◆ What this task involves ◆
Search the listing below for "JSON". Copy each matching line.

◆ Data for this exercise ◆
• • • • •
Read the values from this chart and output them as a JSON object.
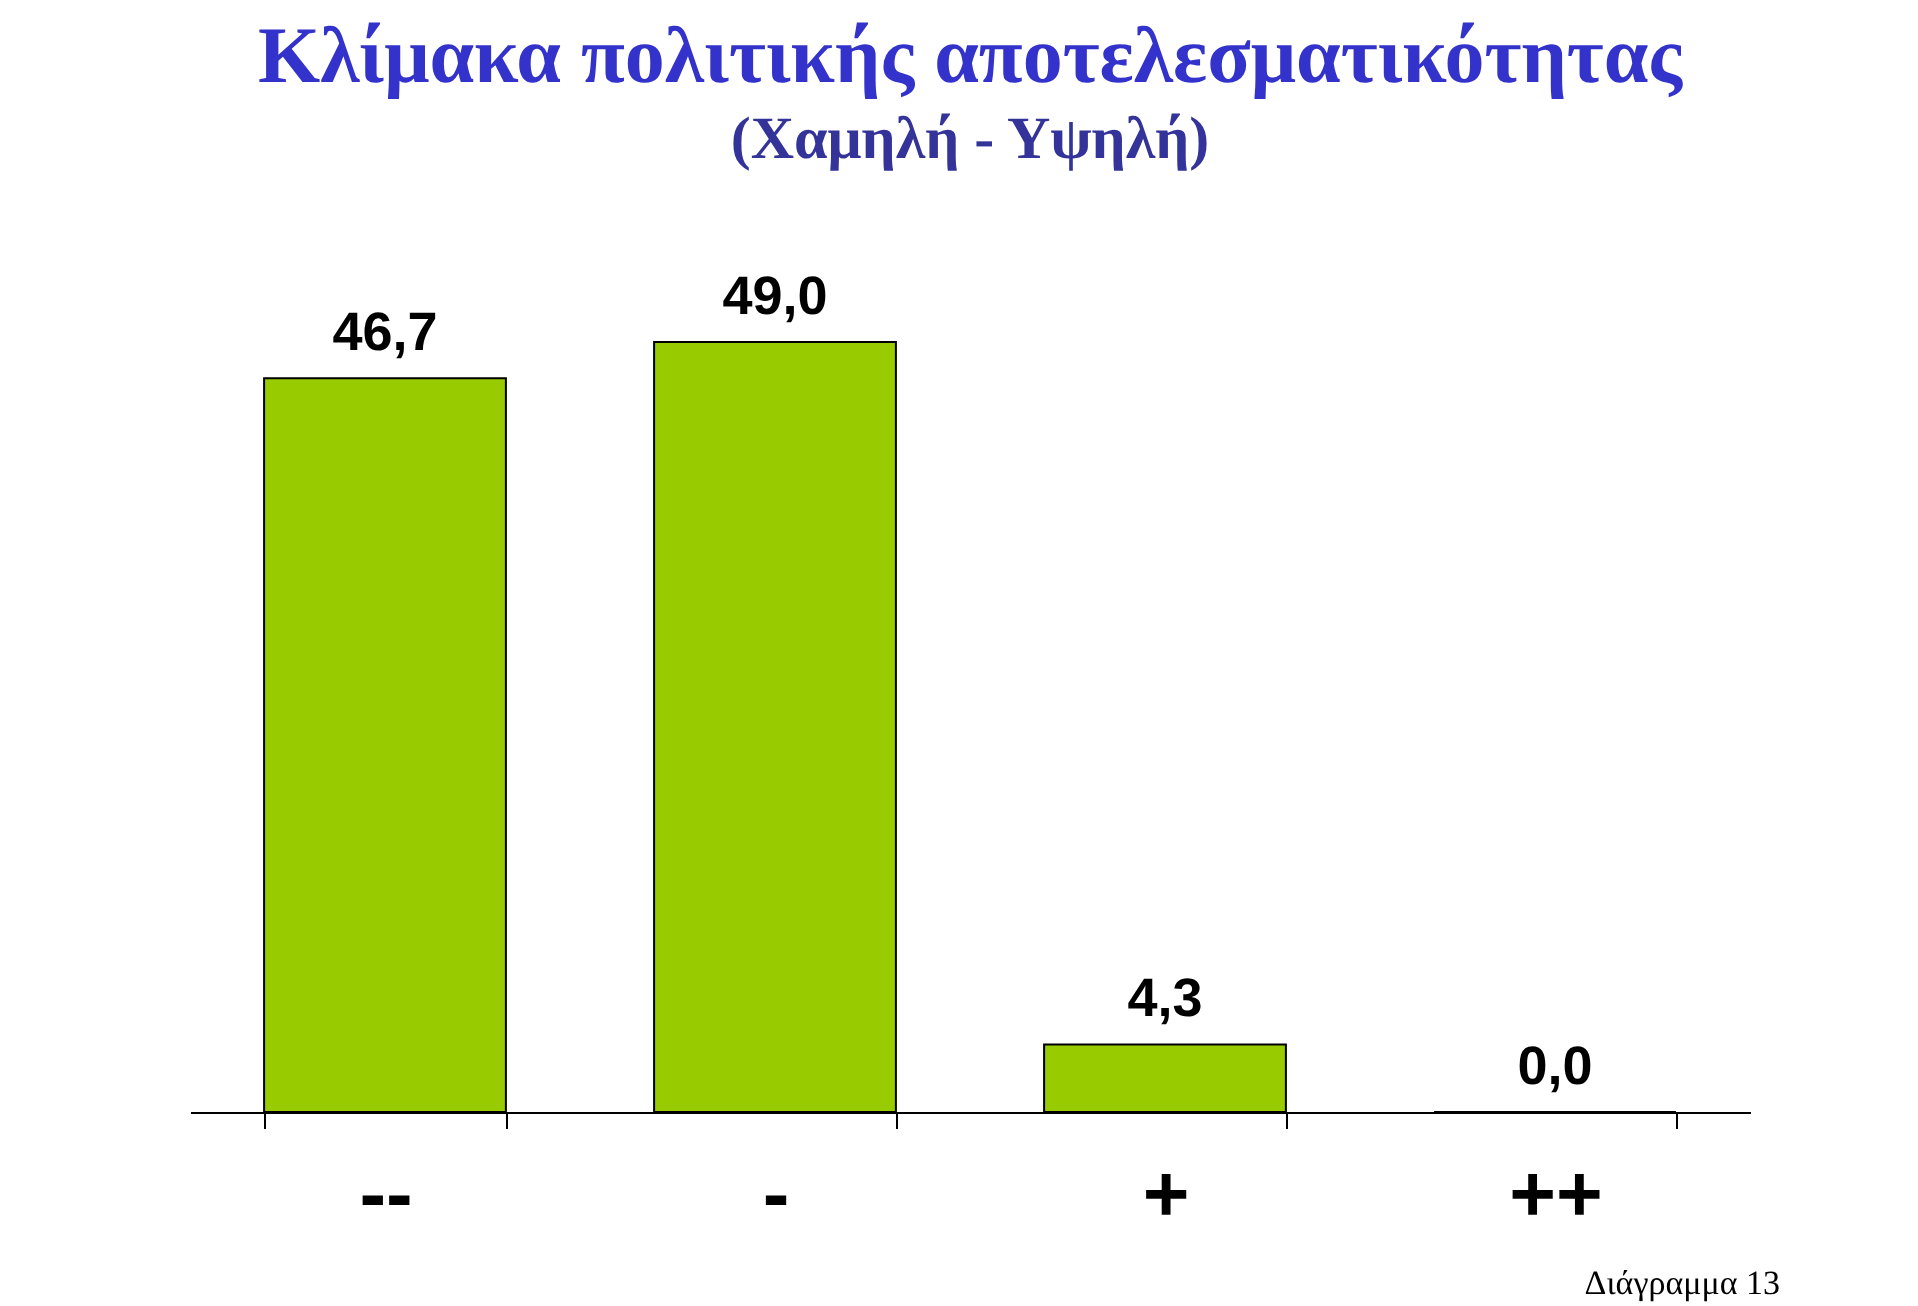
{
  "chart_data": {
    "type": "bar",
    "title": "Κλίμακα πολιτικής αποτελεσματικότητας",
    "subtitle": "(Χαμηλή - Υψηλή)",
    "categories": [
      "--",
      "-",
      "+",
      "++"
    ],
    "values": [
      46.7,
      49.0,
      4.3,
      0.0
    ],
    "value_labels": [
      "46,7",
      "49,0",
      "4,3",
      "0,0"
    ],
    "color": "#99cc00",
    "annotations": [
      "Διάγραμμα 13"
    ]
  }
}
• • • • •
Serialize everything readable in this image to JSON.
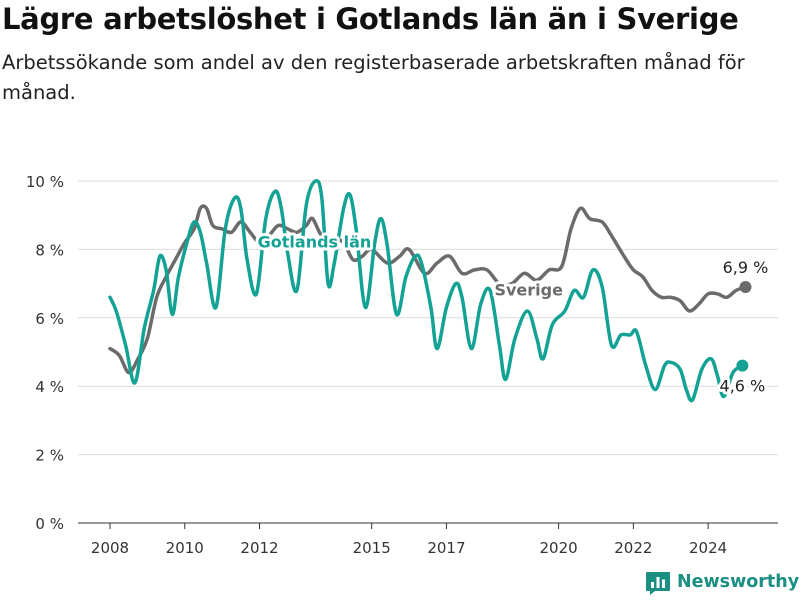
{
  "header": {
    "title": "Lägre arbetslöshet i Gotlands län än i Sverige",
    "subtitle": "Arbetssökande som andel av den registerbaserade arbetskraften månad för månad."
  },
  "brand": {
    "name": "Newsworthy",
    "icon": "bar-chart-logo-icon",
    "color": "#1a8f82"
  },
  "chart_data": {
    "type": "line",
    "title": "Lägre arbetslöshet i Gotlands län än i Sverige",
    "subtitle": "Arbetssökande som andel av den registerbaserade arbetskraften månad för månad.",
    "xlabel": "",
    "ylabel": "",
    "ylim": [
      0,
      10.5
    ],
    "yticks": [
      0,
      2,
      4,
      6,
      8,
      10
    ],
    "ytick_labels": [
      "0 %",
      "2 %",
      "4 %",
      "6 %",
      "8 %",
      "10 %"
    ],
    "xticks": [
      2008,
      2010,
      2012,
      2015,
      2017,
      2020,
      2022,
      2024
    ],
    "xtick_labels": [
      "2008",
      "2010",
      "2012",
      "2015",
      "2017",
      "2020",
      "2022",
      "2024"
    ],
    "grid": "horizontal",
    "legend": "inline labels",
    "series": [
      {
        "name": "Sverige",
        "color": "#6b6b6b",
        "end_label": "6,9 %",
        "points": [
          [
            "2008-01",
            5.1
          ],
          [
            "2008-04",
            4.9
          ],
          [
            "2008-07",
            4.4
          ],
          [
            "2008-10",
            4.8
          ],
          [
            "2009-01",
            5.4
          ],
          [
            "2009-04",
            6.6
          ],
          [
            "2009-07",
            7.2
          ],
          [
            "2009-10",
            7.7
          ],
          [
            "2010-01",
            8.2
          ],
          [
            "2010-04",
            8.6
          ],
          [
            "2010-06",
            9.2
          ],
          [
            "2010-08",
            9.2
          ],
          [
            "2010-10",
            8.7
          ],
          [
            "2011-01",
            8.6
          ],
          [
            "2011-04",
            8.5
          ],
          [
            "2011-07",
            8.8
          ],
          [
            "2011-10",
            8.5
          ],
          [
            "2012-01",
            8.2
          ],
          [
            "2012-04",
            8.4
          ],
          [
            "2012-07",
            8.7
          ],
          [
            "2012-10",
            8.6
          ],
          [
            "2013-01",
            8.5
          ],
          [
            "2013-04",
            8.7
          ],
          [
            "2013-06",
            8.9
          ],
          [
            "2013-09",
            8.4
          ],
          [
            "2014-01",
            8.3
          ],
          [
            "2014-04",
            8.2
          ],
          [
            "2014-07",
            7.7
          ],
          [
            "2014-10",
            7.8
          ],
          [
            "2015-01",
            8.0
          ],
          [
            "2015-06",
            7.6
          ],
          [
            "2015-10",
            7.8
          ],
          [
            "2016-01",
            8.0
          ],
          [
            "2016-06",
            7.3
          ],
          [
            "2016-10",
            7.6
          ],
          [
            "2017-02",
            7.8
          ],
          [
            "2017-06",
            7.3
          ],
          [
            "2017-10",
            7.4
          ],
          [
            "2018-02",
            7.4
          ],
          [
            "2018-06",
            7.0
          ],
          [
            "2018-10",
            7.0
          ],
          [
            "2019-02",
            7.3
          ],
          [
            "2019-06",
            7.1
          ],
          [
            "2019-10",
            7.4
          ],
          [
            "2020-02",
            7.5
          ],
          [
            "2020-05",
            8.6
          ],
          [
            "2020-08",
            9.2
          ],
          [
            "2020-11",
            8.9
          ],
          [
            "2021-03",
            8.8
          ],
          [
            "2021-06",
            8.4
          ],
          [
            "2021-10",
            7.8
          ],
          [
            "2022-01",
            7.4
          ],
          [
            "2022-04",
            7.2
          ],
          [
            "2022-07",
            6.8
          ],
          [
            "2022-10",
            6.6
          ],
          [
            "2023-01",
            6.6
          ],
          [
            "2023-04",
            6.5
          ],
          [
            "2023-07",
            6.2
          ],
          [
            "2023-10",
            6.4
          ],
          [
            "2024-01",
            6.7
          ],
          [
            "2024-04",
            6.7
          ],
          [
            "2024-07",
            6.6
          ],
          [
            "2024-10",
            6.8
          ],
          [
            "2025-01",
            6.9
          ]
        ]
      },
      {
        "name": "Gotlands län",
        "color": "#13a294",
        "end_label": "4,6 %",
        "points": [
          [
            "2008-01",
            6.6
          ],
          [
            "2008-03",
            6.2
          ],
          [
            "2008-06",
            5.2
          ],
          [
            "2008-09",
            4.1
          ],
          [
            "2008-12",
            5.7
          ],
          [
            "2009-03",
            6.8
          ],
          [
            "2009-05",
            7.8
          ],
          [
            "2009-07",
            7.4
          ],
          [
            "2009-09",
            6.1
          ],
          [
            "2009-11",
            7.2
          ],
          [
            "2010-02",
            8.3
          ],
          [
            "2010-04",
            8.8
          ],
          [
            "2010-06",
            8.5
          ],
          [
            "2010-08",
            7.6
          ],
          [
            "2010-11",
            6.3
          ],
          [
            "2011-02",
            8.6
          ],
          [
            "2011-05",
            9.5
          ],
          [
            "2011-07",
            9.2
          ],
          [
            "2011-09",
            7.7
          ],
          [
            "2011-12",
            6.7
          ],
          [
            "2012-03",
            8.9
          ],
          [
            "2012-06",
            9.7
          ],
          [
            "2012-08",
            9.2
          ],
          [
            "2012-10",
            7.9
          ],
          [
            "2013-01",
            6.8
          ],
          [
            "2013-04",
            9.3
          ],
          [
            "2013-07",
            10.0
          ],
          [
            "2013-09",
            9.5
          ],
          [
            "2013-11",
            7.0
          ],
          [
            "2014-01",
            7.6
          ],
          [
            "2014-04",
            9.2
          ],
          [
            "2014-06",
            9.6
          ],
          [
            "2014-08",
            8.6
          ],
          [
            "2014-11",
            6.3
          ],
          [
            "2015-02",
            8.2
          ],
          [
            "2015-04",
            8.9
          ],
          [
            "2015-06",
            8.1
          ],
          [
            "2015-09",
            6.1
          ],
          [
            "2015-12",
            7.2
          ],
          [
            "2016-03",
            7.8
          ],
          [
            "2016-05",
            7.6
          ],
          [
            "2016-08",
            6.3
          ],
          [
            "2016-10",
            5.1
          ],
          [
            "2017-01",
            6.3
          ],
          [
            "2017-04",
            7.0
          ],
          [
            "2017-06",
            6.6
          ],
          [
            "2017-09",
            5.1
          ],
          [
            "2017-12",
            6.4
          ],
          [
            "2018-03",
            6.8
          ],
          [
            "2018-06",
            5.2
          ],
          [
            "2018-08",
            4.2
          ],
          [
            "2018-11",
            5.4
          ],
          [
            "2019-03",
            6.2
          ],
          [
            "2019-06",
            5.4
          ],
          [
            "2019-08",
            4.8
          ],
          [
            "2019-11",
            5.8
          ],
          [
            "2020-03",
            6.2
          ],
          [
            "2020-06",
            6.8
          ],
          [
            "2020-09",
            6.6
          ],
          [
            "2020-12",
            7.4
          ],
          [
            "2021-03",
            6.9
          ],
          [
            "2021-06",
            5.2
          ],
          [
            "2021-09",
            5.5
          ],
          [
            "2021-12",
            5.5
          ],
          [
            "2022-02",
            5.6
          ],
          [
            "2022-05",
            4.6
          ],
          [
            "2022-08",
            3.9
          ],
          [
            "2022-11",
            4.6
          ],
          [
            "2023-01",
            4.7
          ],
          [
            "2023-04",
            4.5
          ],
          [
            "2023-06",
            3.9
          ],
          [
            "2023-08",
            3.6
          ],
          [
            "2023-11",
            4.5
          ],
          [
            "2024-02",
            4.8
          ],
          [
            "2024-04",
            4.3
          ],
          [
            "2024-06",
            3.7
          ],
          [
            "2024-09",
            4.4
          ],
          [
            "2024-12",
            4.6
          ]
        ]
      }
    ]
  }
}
• • • • •
◆ Output for this task ◆
Read the values from this chart and output them as a JSON object.
Serialize everything readable in this image to JSON.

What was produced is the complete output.